* [EXTRACTED RECORDS]
=======
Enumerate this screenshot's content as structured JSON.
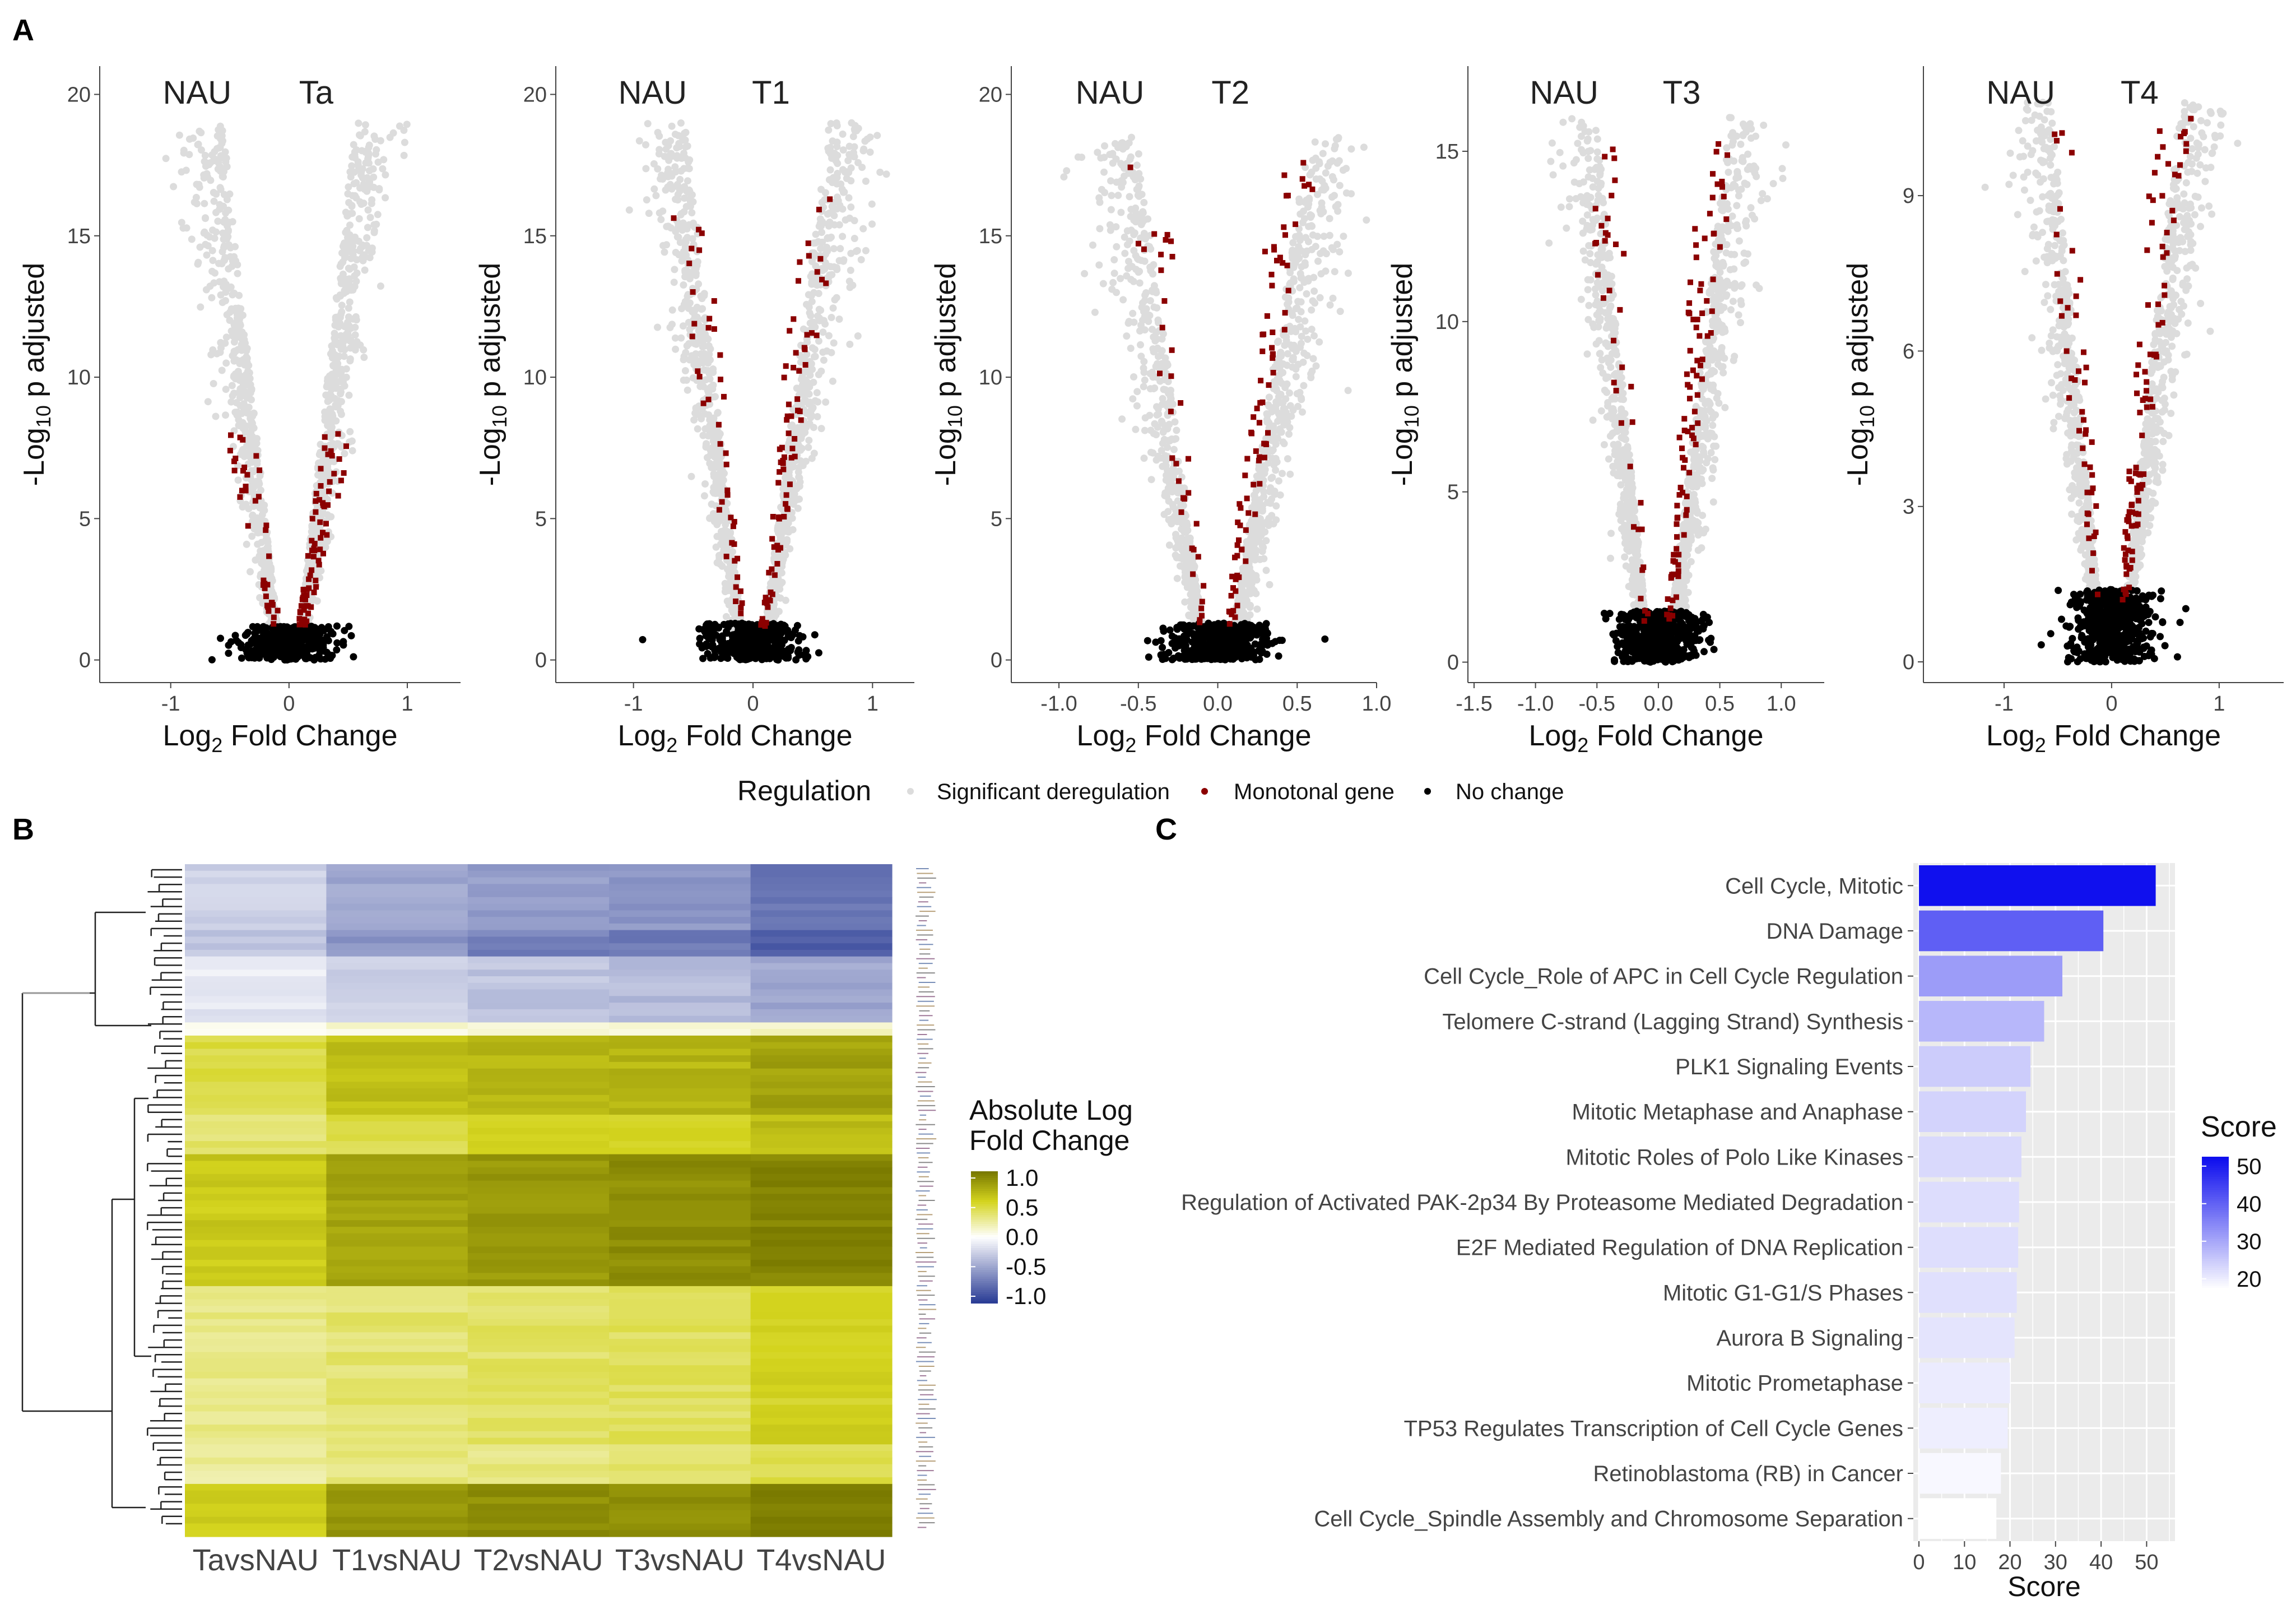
{
  "panel_labels": {
    "a": "A",
    "b": "B",
    "c": "C"
  },
  "volcano": {
    "x_label_main": "Log",
    "x_label_sub": "2",
    "x_label_rest": " Fold Change",
    "y_label_pre": "-Log",
    "y_label_sub": "10",
    "y_label_rest": " p adjusted",
    "group_left": "NAU",
    "legend": {
      "title": "Regulation",
      "items": [
        {
          "label": "Significant deregulation",
          "color": "#dcdcdc"
        },
        {
          "label": "Monotonal gene",
          "color": "#8b0000"
        },
        {
          "label": "No change",
          "color": "#000000"
        }
      ]
    }
  },
  "heatmap": {
    "columns": [
      "TavsNAU",
      "T1vsNAU",
      "T2vsNAU",
      "T3vsNAU",
      "T4vsNAU"
    ],
    "legend_title_1": "Absolute Log",
    "legend_title_2": "Fold Change",
    "legend_ticks": [
      "1.0",
      "0.5",
      "0.0",
      "-0.5",
      "-1.0"
    ],
    "colors": {
      "low": "#2c3e96",
      "mid": "#ffffff",
      "high": "#7a7a00"
    }
  },
  "chart_data": [
    {
      "type": "scatter",
      "panel": "A",
      "title": "NAU vs Ta",
      "group_right": "Ta",
      "xlabel": "Log2 Fold Change",
      "ylabel": "-Log10 p adjusted",
      "xlim": [
        -1.6,
        1.45
      ],
      "ylim": [
        -0.8,
        21
      ],
      "xticks": [
        -1,
        0,
        1
      ],
      "xtick_labels": [
        "-1",
        "0",
        "1"
      ],
      "yticks": [
        0,
        5,
        10,
        15,
        20
      ],
      "ytick_labels": [
        "0",
        "5",
        "10",
        "15",
        "20"
      ],
      "series": [
        {
          "name": "Significant deregulation",
          "count": 1400,
          "max_y": 19,
          "x_center_spread": 0.9
        },
        {
          "name": "Monotonal gene",
          "count": 110,
          "max_y": 8,
          "x_center_spread": 0.5
        },
        {
          "name": "No change",
          "count": 400,
          "max_y": 1.2,
          "x_center_spread": 0.55
        }
      ]
    },
    {
      "type": "scatter",
      "panel": "A",
      "title": "NAU vs T1",
      "group_right": "T1",
      "xlabel": "Log2 Fold Change",
      "ylabel": "-Log10 p adjusted",
      "xlim": [
        -1.65,
        1.35
      ],
      "ylim": [
        -0.8,
        21
      ],
      "xticks": [
        -1,
        0,
        1
      ],
      "xtick_labels": [
        "-1",
        "0",
        "1"
      ],
      "yticks": [
        0,
        5,
        10,
        15,
        20
      ],
      "ytick_labels": [
        "0",
        "5",
        "10",
        "15",
        "20"
      ],
      "series": [
        {
          "name": "Significant deregulation",
          "count": 1400,
          "max_y": 19,
          "x_center_spread": 0.9
        },
        {
          "name": "Monotonal gene",
          "count": 120,
          "max_y": 16.5,
          "x_center_spread": 0.7
        },
        {
          "name": "No change",
          "count": 400,
          "max_y": 1.3,
          "x_center_spread": 0.55
        }
      ]
    },
    {
      "type": "scatter",
      "panel": "A",
      "title": "NAU vs T2",
      "group_right": "T2",
      "xlabel": "Log2 Fold Change",
      "ylabel": "-Log10 p adjusted",
      "xlim": [
        -1.3,
        1.0
      ],
      "ylim": [
        -0.8,
        21
      ],
      "xticks": [
        -1.0,
        -0.5,
        0.0,
        0.5,
        1.0
      ],
      "xtick_labels": [
        "-1.0",
        "-0.5",
        "0.0",
        "0.5",
        "1.0"
      ],
      "yticks": [
        0,
        5,
        10,
        15,
        20
      ],
      "ytick_labels": [
        "0",
        "5",
        "10",
        "15",
        "20"
      ],
      "series": [
        {
          "name": "Significant deregulation",
          "count": 1300,
          "max_y": 18.5,
          "x_center_spread": 0.8
        },
        {
          "name": "Monotonal gene",
          "count": 120,
          "max_y": 18.2,
          "x_center_spread": 0.6
        },
        {
          "name": "No change",
          "count": 450,
          "max_y": 1.3,
          "x_center_spread": 0.45
        }
      ]
    },
    {
      "type": "scatter",
      "panel": "A",
      "title": "NAU vs T3",
      "group_right": "T3",
      "xlabel": "Log2 Fold Change",
      "ylabel": "-Log10 p adjusted",
      "xlim": [
        -1.55,
        1.35
      ],
      "ylim": [
        -0.6,
        17.5
      ],
      "xticks": [
        -1.5,
        -1.0,
        -0.5,
        0.0,
        0.5,
        1.0
      ],
      "xtick_labels": [
        "-1.5",
        "-1.0",
        "-0.5",
        "0.0",
        "0.5",
        "1.0"
      ],
      "yticks": [
        0,
        5,
        10,
        15
      ],
      "ytick_labels": [
        "0",
        "5",
        "10",
        "15"
      ],
      "series": [
        {
          "name": "Significant deregulation",
          "count": 1300,
          "max_y": 16,
          "x_center_spread": 0.8
        },
        {
          "name": "Monotonal gene",
          "count": 130,
          "max_y": 15.5,
          "x_center_spread": 0.6
        },
        {
          "name": "No change",
          "count": 500,
          "max_y": 1.5,
          "x_center_spread": 0.45
        }
      ]
    },
    {
      "type": "scatter",
      "panel": "A",
      "title": "NAU vs T4",
      "group_right": "T4",
      "xlabel": "Log2 Fold Change",
      "ylabel": "-Log10 p adjusted",
      "xlim": [
        -1.75,
        1.6
      ],
      "ylim": [
        -0.4,
        11.5
      ],
      "xticks": [
        -1,
        0,
        1
      ],
      "xtick_labels": [
        "-1",
        "0",
        "1"
      ],
      "yticks": [
        0,
        3,
        6,
        9
      ],
      "ytick_labels": [
        "0",
        "3",
        "6",
        "9"
      ],
      "series": [
        {
          "name": "Significant deregulation",
          "count": 1300,
          "max_y": 10.8,
          "x_center_spread": 0.9
        },
        {
          "name": "Monotonal gene",
          "count": 140,
          "max_y": 10.5,
          "x_center_spread": 0.7
        },
        {
          "name": "No change",
          "count": 550,
          "max_y": 1.4,
          "x_center_spread": 0.55
        }
      ]
    },
    {
      "type": "heatmap",
      "panel": "B",
      "columns": [
        "TavsNAU",
        "T1vsNAU",
        "T2vsNAU",
        "T3vsNAU",
        "T4vsNAU"
      ],
      "legend_title": "Absolute Log Fold Change",
      "value_range": [
        -1.0,
        1.0
      ],
      "row_blocks": [
        {
          "rows": 10,
          "values": [
            -0.25,
            -0.45,
            -0.5,
            -0.55,
            -0.7
          ]
        },
        {
          "rows": 4,
          "values": [
            -0.3,
            -0.55,
            -0.65,
            -0.7,
            -0.85
          ]
        },
        {
          "rows": 10,
          "values": [
            -0.12,
            -0.25,
            -0.3,
            -0.35,
            -0.45
          ]
        },
        {
          "rows": 2,
          "values": [
            0.05,
            0.1,
            0.1,
            0.1,
            0.15
          ]
        },
        {
          "rows": 12,
          "values": [
            0.45,
            0.65,
            0.7,
            0.7,
            0.8
          ]
        },
        {
          "rows": 6,
          "values": [
            0.35,
            0.45,
            0.55,
            0.55,
            0.65
          ]
        },
        {
          "rows": 20,
          "values": [
            0.6,
            0.8,
            0.85,
            0.9,
            0.95
          ]
        },
        {
          "rows": 24,
          "values": [
            0.3,
            0.35,
            0.38,
            0.4,
            0.55
          ]
        },
        {
          "rows": 6,
          "values": [
            0.25,
            0.3,
            0.3,
            0.35,
            0.45
          ]
        },
        {
          "rows": 8,
          "values": [
            0.6,
            0.85,
            0.9,
            0.9,
            1.0
          ]
        }
      ]
    },
    {
      "type": "bar",
      "panel": "C",
      "orientation": "horizontal",
      "xlabel": "Score",
      "xlim": [
        0,
        55
      ],
      "xticks": [
        0,
        10,
        20,
        30,
        40,
        50
      ],
      "xtick_labels": [
        "0",
        "10",
        "20",
        "30",
        "40",
        "50"
      ],
      "legend_title": "Score",
      "legend_ticks": [
        50,
        40,
        30,
        20
      ],
      "color_range": [
        17,
        52
      ],
      "colors": {
        "low": "#ffffff",
        "high": "#1010ee"
      },
      "categories": [
        "Cell Cycle, Mitotic",
        "DNA Damage",
        "Cell Cycle_Role of APC in Cell Cycle Regulation",
        "Telomere C-strand (Lagging Strand) Synthesis",
        "PLK1 Signaling Events",
        "Mitotic Metaphase and Anaphase",
        "Mitotic Roles of Polo Like Kinases",
        "Regulation of Activated PAK-2p34 By Proteasome Mediated Degradation",
        "E2F Mediated Regulation of DNA Replication",
        "Mitotic G1-G1/S Phases",
        "Aurora B Signaling",
        "Mitotic Prometaphase",
        "TP53 Regulates Transcription of Cell Cycle Genes",
        "Retinoblastoma (RB) in Cancer",
        "Cell Cycle_Spindle Assembly and Chromosome Separation"
      ],
      "values": [
        52,
        40.5,
        31.5,
        27.5,
        24.5,
        23.5,
        22.5,
        22,
        21.8,
        21.5,
        21,
        20,
        19.5,
        18,
        17
      ]
    }
  ]
}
=======
* [TASK DETAILS] If a line in the records above has the word "Mitotic", copy it.

* [OUTPUT FOR THIS EXERCISE]
        "Cell Cycle, Mitotic",
        "Mitotic Metaphase and Anaphase",
        "Mitotic Roles of Polo Like Kinases",
        "Mitotic G1-G1/S Phases",
        "Mitotic Prometaphase",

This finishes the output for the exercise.